Requirements
- a) According to the e-commerce article, what operating loss is Coupang expected to record this year?
- b) Name every company for which the e-commerce article gives a projected or estimated operating profit or loss for this year.
- c) Continue the article on e-commerce competition from its last sentence.

───── Excerpt

E-commerce Faces 'Cutthroat Competition' Next Year... SSG.com and Market Kurly IPO Success in Doubt


According to KTB Investment & Securities on the 19th, the operating losses of distribution companies' online businesses, excluding major platform companies, are expanding this year. Coupang, which had reduced its deficit ahead of its listing, is expected to record an operating loss of 1.6 trillion won this year. SSG.COM and Lotte ON are estimated to record 107 billion won and 143 billion won, respectively.


NAVER Shopping and Kakao Commerce are projected to post operating profits of 501 billion won and 278 billion won, respectively, this year. The profitability gap with traditional distribution companies is interpreted as being influenced by advertising businesses based on large platform traffic and KakaoTalk’s unique sense of belonging and convenience utilized in its gifting service. The expansion of market share by internet companies with business models and moats different from the traditional distribution commission fee model is seen as one axis of the expanding deficit competition within the e-commerce market.


Moreover, the sales growth rate of global e-commerce companies is slowing down. In the United States, where economic reopening was faster than in Korea, Amazon’s combined retail sales growth rate recorded 8% in the third quarter. This is a significant slowdown from 50% in the first quarter and 22% in the second quarter of this year. This is interpreted as a result of increased offline consumption following the transition to the With-Corona phase and the high base effect from last year.

──────────
───── Record extracts

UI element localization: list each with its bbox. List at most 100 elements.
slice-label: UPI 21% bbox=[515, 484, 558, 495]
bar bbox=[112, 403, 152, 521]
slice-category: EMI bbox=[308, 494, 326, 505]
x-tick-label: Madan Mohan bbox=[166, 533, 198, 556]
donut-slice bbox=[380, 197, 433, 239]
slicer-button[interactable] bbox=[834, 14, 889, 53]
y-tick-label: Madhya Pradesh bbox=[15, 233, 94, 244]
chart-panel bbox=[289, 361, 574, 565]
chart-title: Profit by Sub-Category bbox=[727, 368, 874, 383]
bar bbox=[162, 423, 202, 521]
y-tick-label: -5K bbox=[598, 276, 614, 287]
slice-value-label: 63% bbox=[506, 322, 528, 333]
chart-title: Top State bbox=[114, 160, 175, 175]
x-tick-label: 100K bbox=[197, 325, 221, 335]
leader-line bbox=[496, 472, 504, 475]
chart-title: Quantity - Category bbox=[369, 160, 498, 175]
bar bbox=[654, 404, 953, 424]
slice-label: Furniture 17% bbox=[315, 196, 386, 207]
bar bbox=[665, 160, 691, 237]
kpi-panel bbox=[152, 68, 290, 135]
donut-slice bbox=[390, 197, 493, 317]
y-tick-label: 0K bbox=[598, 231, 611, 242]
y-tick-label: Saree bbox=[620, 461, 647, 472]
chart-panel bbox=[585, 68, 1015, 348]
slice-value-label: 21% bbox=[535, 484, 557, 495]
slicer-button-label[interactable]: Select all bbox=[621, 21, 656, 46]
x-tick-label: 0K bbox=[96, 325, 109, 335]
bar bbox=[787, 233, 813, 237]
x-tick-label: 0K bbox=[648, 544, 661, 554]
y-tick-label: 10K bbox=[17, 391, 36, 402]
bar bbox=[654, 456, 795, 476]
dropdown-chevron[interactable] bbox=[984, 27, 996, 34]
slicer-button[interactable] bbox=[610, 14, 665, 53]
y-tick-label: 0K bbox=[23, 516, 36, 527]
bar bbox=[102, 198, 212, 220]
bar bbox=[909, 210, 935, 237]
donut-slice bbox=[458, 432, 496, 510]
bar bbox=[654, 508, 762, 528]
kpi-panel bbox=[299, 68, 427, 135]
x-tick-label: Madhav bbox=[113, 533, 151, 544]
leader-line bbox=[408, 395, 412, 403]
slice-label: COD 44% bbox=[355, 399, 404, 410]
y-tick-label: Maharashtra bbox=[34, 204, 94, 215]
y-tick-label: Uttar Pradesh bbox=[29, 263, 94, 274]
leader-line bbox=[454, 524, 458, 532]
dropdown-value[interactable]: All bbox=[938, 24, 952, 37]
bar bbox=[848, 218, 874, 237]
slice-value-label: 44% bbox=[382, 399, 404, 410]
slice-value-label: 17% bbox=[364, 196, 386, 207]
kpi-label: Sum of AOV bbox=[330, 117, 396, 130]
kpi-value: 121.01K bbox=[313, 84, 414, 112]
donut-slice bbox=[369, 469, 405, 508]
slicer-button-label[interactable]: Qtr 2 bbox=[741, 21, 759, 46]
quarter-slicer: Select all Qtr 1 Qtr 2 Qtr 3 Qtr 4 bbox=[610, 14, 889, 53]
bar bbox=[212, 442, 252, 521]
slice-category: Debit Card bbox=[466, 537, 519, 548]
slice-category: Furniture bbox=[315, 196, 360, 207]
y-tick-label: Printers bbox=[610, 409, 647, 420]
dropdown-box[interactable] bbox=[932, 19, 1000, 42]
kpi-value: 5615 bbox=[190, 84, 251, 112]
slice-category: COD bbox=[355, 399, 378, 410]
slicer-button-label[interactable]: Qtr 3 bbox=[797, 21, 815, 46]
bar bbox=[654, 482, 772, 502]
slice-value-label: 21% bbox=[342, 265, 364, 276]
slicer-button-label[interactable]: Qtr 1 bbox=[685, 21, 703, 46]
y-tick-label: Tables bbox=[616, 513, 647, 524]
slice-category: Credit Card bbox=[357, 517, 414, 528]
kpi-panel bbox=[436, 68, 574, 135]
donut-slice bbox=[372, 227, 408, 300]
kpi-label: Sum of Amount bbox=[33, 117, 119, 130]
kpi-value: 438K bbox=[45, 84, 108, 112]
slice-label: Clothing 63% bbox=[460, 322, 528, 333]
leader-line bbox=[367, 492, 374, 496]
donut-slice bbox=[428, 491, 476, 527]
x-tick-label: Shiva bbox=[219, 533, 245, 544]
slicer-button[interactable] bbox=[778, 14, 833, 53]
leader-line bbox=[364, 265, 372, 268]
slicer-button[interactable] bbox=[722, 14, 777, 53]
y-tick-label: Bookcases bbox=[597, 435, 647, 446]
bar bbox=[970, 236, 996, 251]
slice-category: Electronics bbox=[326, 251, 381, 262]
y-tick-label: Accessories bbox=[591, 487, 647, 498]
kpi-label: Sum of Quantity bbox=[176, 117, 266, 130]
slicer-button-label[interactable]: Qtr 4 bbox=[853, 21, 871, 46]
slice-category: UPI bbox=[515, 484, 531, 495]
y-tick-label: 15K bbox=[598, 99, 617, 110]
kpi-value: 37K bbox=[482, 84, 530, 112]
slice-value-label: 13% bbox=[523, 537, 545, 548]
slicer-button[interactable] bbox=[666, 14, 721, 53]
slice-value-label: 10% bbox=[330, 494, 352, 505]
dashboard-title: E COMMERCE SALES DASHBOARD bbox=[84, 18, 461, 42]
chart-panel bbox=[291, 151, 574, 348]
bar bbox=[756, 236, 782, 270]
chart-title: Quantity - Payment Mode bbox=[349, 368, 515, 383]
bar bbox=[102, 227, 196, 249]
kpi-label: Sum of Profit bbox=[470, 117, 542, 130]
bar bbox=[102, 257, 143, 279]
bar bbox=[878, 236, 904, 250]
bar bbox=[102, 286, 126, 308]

──────────

Responses in order
- a) An operating loss of 1.6 trillion won.

- b) Coupang, SSG.COM, Lotte ON, NAVER Shopping, Kakao Commerce

- c)
The domestic e-commerce market is also expected to show a similar trend to global companies. Coupang recorded a sales growth rate of 48% in 3Q21, which slowed down compared to 68% in the first half of this year. Although Coupang has stated that it is not concerned about short-term growth rates (over the next six months), the financial investment industry views a slowdown in sales growth rate next year as inevitable.


With E-Mart’s acquisition of eBay Korea, the market share of the top three companies, including NAVER and Coupang, increased (from 37.3% in 2019 to 45.9%), but the prevailing view is that competition intensity will rather increase. Jinwoo Kim, a researcher at KTB Investment & Securities, said, "The stock prices of e-commerce companies listed this year have fallen by an average of 30% compared to their IPO prices," adding, "Considering the differences in e-commerce penetration rates between countries and the slowdown in growth rates of e-commerce companies, a cautious approach is necessary for Korean e-commerce companies awaiting IPOs next year."